* _Task prompt_:
In the entries that follow, how many lines contain "Time"? Answer with the number only.

* _Data records_:
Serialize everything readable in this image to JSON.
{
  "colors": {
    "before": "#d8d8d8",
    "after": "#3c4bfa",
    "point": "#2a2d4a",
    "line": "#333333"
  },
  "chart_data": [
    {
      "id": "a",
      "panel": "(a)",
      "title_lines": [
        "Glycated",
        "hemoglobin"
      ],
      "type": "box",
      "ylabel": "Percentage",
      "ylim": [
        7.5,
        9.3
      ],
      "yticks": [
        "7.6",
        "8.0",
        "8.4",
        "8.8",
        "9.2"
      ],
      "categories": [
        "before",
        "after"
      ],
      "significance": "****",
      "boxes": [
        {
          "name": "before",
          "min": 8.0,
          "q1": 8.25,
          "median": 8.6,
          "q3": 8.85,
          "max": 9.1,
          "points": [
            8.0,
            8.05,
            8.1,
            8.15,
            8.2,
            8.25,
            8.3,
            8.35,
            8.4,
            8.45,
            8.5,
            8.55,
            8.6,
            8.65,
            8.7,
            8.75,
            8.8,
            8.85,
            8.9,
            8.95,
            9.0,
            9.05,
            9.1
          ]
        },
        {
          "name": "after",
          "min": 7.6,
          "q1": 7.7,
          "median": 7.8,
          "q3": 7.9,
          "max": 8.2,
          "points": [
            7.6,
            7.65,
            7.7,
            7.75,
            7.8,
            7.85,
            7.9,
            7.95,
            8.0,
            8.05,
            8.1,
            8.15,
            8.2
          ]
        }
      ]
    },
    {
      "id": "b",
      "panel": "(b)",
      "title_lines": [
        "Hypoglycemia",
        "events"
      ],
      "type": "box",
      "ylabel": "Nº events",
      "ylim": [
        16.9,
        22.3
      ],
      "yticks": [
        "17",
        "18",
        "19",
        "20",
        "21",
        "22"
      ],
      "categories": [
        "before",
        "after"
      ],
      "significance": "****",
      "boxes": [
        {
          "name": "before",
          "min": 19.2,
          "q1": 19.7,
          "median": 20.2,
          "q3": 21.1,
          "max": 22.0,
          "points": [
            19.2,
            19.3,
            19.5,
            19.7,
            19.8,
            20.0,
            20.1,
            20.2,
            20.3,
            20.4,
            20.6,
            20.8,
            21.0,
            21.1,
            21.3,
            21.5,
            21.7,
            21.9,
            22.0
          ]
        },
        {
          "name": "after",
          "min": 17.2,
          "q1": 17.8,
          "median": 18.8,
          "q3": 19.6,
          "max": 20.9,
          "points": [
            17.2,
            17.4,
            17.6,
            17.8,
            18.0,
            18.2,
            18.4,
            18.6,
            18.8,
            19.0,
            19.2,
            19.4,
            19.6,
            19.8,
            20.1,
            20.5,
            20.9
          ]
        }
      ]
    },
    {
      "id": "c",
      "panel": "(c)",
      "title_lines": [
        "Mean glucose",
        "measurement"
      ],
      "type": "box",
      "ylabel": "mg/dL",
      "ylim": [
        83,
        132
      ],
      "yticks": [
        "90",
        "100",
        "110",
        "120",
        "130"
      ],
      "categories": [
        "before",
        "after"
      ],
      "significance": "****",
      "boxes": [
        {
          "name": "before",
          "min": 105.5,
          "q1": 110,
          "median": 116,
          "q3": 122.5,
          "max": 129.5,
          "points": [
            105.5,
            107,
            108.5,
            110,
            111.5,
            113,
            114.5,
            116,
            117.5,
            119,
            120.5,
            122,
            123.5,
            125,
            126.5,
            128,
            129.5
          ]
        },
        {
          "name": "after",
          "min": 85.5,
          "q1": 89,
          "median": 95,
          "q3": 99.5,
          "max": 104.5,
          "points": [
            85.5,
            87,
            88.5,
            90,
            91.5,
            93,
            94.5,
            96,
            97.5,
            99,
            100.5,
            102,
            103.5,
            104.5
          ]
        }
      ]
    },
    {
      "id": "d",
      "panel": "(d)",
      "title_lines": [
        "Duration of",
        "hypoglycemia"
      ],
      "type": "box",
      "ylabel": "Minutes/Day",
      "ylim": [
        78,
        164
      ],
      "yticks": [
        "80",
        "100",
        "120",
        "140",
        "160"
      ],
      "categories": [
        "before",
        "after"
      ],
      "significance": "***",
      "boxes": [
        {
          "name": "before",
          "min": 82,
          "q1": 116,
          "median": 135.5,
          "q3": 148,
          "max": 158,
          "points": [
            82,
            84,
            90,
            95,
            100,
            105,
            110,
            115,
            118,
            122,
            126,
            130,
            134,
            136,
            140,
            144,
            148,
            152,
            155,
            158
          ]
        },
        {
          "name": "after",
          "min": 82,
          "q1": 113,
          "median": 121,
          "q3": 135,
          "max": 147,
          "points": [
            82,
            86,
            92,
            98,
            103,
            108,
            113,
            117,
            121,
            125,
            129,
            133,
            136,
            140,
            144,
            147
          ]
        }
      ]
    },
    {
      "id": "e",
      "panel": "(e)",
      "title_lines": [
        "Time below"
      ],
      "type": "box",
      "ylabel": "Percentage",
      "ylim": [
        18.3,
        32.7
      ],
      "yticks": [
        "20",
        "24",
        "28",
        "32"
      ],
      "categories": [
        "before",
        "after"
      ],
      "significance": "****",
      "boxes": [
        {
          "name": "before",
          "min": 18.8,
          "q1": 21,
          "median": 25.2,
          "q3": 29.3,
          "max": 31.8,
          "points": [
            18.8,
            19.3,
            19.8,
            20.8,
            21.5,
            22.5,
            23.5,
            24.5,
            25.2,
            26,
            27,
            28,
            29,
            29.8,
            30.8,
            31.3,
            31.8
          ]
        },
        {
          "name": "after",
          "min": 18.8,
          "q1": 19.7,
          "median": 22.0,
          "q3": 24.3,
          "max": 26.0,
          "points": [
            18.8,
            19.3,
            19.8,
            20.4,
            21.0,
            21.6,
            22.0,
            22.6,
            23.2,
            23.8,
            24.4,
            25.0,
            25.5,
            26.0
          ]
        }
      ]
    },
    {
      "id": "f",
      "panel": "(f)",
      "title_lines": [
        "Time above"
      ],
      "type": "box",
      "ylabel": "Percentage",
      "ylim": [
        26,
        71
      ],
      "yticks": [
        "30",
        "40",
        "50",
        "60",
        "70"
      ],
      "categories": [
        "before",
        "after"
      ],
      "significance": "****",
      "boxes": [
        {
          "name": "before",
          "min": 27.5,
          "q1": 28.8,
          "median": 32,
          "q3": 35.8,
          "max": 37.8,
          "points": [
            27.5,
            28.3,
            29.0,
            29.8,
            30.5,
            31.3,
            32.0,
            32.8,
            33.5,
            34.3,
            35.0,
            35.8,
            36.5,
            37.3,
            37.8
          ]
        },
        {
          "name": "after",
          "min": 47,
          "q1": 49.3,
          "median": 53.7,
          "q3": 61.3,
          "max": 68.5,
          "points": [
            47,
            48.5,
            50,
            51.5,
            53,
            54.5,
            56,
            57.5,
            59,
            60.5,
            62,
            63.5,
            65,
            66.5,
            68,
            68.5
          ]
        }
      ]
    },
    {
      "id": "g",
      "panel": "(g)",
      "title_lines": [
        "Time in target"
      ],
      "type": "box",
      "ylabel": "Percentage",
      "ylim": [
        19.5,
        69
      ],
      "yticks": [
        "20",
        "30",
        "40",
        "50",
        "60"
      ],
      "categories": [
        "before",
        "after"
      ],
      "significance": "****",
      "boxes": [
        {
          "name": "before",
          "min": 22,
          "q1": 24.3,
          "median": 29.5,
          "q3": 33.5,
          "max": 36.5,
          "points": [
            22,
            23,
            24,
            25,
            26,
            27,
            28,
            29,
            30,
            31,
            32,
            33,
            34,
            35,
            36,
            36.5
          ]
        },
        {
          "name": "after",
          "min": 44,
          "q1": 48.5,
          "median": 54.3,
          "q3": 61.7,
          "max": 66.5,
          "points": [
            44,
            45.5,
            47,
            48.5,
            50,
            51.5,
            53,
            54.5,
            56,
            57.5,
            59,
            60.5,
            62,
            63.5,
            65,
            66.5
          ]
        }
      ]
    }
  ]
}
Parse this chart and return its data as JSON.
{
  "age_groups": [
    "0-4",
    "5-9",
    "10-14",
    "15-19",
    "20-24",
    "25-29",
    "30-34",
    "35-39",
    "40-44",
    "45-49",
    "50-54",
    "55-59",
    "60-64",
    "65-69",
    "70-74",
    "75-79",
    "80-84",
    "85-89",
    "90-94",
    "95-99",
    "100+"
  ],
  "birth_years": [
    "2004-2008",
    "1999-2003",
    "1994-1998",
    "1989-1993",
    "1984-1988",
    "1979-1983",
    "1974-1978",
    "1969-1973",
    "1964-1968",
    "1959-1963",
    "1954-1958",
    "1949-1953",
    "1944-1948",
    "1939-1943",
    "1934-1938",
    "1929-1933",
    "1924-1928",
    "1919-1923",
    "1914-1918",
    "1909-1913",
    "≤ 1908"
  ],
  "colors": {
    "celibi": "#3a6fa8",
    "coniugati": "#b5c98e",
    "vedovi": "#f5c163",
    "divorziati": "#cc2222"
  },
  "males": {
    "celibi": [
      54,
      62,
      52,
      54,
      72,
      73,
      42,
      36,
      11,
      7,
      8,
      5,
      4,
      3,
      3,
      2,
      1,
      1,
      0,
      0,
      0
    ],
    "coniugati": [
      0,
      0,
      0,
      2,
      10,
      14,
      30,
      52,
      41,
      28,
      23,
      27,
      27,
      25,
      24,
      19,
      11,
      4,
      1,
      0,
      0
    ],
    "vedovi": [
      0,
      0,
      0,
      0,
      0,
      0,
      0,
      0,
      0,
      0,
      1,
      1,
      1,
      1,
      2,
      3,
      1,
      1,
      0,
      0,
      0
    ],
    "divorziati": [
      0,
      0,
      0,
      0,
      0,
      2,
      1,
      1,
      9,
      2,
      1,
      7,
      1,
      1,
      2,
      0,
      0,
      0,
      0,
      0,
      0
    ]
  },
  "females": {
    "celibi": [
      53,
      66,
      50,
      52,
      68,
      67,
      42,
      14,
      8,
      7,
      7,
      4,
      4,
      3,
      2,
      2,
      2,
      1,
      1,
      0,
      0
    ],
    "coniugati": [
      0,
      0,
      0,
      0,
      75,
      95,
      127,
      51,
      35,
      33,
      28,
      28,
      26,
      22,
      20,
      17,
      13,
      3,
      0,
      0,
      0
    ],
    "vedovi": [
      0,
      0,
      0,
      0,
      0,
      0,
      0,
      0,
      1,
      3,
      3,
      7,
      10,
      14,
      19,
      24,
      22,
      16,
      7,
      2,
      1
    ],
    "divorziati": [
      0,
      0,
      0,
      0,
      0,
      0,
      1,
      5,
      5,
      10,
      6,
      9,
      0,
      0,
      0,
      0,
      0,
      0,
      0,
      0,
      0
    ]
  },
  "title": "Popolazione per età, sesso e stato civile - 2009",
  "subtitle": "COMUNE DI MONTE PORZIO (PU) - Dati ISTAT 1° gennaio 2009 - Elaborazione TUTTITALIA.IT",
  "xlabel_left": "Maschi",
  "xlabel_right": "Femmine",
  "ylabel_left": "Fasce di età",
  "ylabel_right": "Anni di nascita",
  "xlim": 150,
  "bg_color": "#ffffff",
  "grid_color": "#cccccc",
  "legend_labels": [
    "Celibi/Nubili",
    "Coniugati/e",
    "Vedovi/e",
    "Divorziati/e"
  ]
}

* _Answer for the task_:
3